*Written request*. Each record is to be transcribed exactly.

*Source material*.
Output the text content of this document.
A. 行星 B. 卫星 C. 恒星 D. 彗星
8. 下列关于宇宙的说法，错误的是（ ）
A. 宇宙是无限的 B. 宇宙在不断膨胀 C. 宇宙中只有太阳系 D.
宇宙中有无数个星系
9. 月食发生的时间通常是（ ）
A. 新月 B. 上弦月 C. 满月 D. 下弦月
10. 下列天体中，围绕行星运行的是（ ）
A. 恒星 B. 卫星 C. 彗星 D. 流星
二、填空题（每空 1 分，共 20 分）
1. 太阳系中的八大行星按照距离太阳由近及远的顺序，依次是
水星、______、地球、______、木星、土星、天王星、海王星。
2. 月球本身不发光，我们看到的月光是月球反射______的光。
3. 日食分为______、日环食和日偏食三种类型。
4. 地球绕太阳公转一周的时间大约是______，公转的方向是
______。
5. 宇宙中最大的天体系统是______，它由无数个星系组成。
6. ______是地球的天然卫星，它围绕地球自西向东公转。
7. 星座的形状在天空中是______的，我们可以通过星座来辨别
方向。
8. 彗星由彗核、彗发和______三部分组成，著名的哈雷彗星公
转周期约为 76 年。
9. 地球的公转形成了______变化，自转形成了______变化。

*Reply to the task*.
Output the text content of this document.
A. 行星 B. 卫星 C. 恒星 D. 彗星
8. 下列关于宇宙的说法，错误的是（ ）
A. 宇宙是无限的 B. 宇宙在不断膨胀 C. 宇宙中只有太阳系 D.
宇宙中有无数个星系
9. 月食发生的时间通常是（ ）
A. 新月 B. 上弦月 C. 满月 D. 下弦月
10. 下列天体中，围绕行星运行的是（ ）
A. 恒星 B. 卫星 C. 彗星 D. 流星
二、填空题（每空 1 分，共 20 分）
1. 太阳系中的八大行星按照距离太阳由近及远的顺序，依次是
水星、______、地球、______、木星、土星、天王星、海王星。
2. 月球本身不发光，我们看到的月光是月球反射______的光。
3. 日食分为______、日环食和日偏食三种类型。
4. 地球绕太阳公转一周的时间大约是______，公转的方向是
______。
5. 宇宙中最大的天体系统是______，它由无数个星系组成。
6. ______是地球的天然卫星，它围绕地球自西向东公转。
7. 星座的形状在天空中是______的，我们可以通过星座来辨别
方向。
8. 彗星由彗核、彗发和______三部分组成，著名的哈雷彗星公
转周期约为 76 年。
9. 地球的公转形成了______变化，自转形成了______变化。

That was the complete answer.